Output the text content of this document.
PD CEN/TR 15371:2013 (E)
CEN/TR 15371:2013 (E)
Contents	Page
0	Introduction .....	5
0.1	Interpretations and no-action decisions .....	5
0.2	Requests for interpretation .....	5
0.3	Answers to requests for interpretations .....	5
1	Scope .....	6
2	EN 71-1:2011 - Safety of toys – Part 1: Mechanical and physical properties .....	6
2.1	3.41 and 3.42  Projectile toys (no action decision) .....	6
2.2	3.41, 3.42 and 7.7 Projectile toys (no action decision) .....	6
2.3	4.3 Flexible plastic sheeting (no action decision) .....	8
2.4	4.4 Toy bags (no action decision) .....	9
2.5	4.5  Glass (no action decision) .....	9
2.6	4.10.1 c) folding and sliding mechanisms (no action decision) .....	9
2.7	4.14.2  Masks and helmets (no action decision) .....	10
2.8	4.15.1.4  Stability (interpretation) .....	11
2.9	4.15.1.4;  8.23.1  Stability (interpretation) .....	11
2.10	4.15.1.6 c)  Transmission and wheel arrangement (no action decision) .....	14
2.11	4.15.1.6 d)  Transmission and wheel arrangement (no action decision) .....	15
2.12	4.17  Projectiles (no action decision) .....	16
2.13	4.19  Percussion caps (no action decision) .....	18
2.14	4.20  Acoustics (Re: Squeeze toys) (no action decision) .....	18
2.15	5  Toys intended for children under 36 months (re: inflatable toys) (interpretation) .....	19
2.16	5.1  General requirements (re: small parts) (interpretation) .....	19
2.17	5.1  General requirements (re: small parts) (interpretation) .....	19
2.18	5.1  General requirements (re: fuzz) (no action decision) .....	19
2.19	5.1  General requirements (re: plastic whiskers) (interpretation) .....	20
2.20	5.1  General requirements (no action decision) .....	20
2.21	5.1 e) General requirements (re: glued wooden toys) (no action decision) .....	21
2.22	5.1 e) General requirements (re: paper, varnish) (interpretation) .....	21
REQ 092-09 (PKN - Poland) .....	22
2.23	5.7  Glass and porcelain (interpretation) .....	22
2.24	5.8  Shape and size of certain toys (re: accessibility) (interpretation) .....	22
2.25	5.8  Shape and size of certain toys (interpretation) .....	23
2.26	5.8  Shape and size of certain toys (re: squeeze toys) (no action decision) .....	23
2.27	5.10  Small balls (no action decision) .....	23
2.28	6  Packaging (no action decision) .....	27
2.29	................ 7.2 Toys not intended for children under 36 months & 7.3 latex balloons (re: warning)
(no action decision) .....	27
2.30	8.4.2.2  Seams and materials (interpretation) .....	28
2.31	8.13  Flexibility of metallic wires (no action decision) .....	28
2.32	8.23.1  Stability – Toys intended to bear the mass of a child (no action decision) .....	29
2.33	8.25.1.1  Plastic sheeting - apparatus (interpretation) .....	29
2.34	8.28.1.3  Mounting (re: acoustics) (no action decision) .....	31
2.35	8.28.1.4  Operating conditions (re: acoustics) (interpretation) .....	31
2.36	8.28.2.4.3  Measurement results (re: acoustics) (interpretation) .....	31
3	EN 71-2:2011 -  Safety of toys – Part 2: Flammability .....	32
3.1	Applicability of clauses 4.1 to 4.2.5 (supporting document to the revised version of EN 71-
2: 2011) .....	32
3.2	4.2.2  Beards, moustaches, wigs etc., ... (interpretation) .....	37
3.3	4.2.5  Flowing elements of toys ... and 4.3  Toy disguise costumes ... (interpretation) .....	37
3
——
[TASK INSTRUCTIONS] Using the listing, collect all lines in which the string "Safety" is found.

[SOLVED PROBLEM]
2	EN 71-1:2011 - Safety of toys – Part 1: Mechanical and physical properties .....	6
3	EN 71-2:2011 -  Safety of toys – Part 2: Flammability .....	32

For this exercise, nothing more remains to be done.